• Given instruction
Copy the listing from the line with "slide-root: GROUP BaiFa" up to and including the line with "photo-night-vertical-mast [468, 203, 724, 629]", and rename "floodlight" to "spotlight" throughout those lines. Leave everything else unchanged and give only those lines.

• Dataset rows
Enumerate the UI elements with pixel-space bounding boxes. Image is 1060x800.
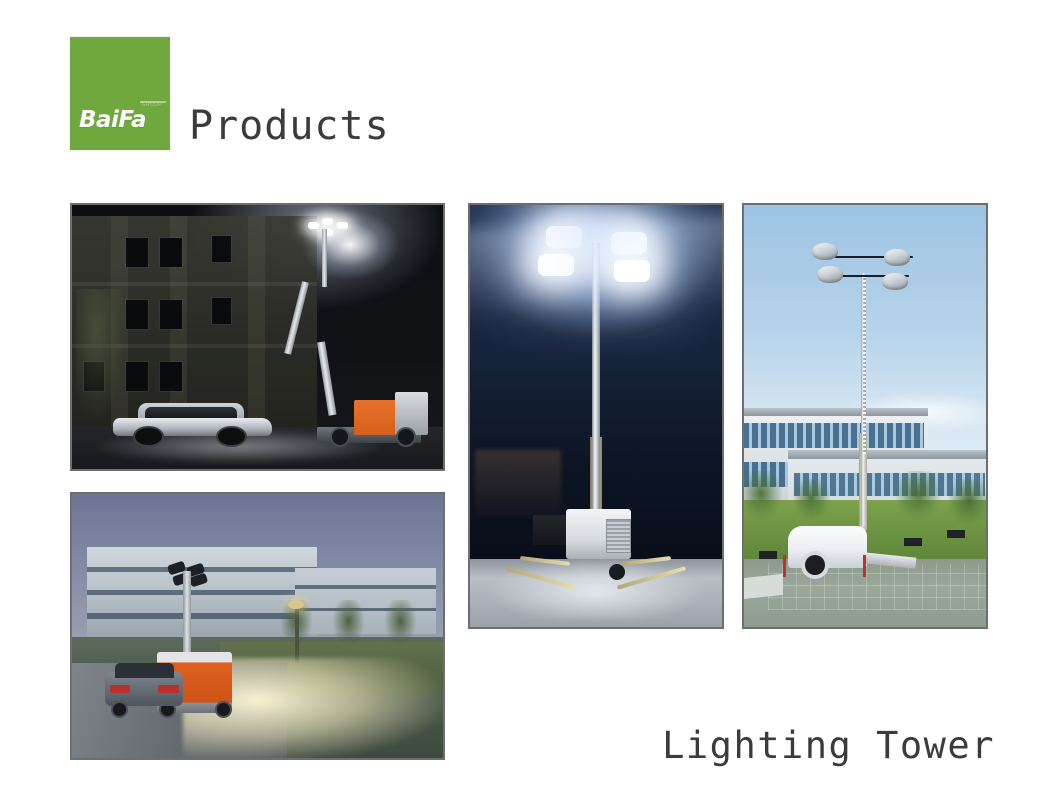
slide-root: GROUP BaiFa Products [0, 0, 1060, 800]
control-cabinet [395, 392, 428, 434]
floodlight [546, 226, 582, 248]
floodlight [322, 218, 333, 225]
photo-dusk-towed-trailer [70, 492, 445, 760]
tree-cluster [744, 471, 783, 522]
baifa-logo: GROUP BaiFa [70, 37, 170, 150]
floodlight [884, 249, 910, 266]
floodlight [614, 260, 650, 282]
telescopic-mast [592, 243, 600, 513]
stabiliser-leg [783, 555, 786, 577]
mast-upper [322, 229, 327, 287]
floodlight [538, 254, 574, 276]
street-lamp-head [288, 600, 304, 609]
light-pool [490, 559, 702, 618]
floodlight [611, 232, 647, 254]
ground-marker [759, 551, 777, 559]
tree-cluster [384, 600, 417, 648]
footer-title: Lighting Tower [662, 724, 995, 767]
photo-night-vertical-mast [468, 203, 724, 629]
radiator-grille [606, 519, 631, 553]
lamp-glow [302, 210, 398, 279]
floodlight [308, 222, 319, 229]
suv-vehicle [113, 403, 273, 445]
ground-marker [904, 538, 922, 546]
trailer-wheel [217, 703, 230, 716]
floodlight [882, 273, 908, 290]
photo-night-suv-boom-tower [70, 203, 445, 471]
stabiliser-leg [863, 555, 866, 577]
tree-cluster [792, 479, 831, 521]
trailer-wheel [609, 564, 625, 580]
trailer-wheel [332, 429, 348, 445]
telescopic-mast [183, 571, 191, 658]
mast-lattice [863, 277, 866, 454]
tree-cluster [894, 471, 942, 522]
floodlight [812, 243, 838, 260]
tree-cluster [332, 600, 365, 648]
floodlight [817, 266, 843, 283]
logo-wordmark: BaiFa [79, 109, 146, 132]
ground-marker [947, 530, 965, 538]
street-lamp-post [295, 605, 299, 663]
floodlight [337, 222, 348, 229]
tree-cluster [947, 479, 986, 525]
paver-grid [768, 564, 986, 610]
suv-wheel [113, 703, 126, 716]
trailer-wheel [805, 555, 825, 575]
photo-daylight-tower [742, 203, 988, 629]
page-title: Products [189, 103, 390, 149]
trailer-canopy [788, 526, 868, 568]
background-structures [475, 450, 561, 518]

• Reply to the exercise
slide-root: GROUP BaiFa Products [0, 0, 1060, 800]
control-cabinet [395, 392, 428, 434]
spotlight [546, 226, 582, 248]
spotlight [322, 218, 333, 225]
photo-dusk-towed-trailer [70, 492, 445, 760]
tree-cluster [744, 471, 783, 522]
baifa-logo: GROUP BaiFa [70, 37, 170, 150]
spotlight [884, 249, 910, 266]
spotlight [614, 260, 650, 282]
telescopic-mast [592, 243, 600, 513]
stabiliser-leg [783, 555, 786, 577]
mast-upper [322, 229, 327, 287]
spotlight [538, 254, 574, 276]
street-lamp-head [288, 600, 304, 609]
light-pool [490, 559, 702, 618]
spotlight [611, 232, 647, 254]
ground-marker [759, 551, 777, 559]
tree-cluster [384, 600, 417, 648]
footer-title: Lighting Tower [662, 724, 995, 767]
photo-night-vertical-mast [468, 203, 724, 629]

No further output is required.